» Task to carry out
Determine how many lines of the data below contain "this", then give only that number.

» Dataset extract
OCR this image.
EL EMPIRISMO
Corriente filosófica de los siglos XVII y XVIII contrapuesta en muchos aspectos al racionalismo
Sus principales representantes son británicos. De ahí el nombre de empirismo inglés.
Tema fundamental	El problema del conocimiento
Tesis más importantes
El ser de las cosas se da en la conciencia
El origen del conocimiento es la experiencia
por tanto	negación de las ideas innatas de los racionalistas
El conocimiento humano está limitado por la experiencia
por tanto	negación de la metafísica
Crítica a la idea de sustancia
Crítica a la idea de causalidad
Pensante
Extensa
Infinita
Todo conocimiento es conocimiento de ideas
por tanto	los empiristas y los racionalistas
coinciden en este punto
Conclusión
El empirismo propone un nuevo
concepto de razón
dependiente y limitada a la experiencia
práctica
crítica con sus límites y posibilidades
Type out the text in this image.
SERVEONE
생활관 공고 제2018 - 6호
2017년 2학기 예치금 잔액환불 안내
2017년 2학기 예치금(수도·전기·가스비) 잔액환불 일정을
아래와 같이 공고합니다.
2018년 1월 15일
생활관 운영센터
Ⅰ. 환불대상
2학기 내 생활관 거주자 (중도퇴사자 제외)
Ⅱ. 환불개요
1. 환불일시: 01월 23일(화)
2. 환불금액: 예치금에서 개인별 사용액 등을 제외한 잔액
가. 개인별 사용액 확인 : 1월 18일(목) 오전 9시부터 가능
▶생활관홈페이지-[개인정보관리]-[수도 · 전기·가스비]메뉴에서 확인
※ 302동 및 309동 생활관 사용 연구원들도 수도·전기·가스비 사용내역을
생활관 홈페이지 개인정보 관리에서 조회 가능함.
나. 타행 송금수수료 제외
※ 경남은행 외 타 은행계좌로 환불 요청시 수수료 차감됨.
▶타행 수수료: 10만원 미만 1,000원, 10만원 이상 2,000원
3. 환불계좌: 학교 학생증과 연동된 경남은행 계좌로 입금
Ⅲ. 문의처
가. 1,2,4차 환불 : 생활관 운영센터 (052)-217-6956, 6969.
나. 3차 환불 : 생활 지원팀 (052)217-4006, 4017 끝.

» Written solution
2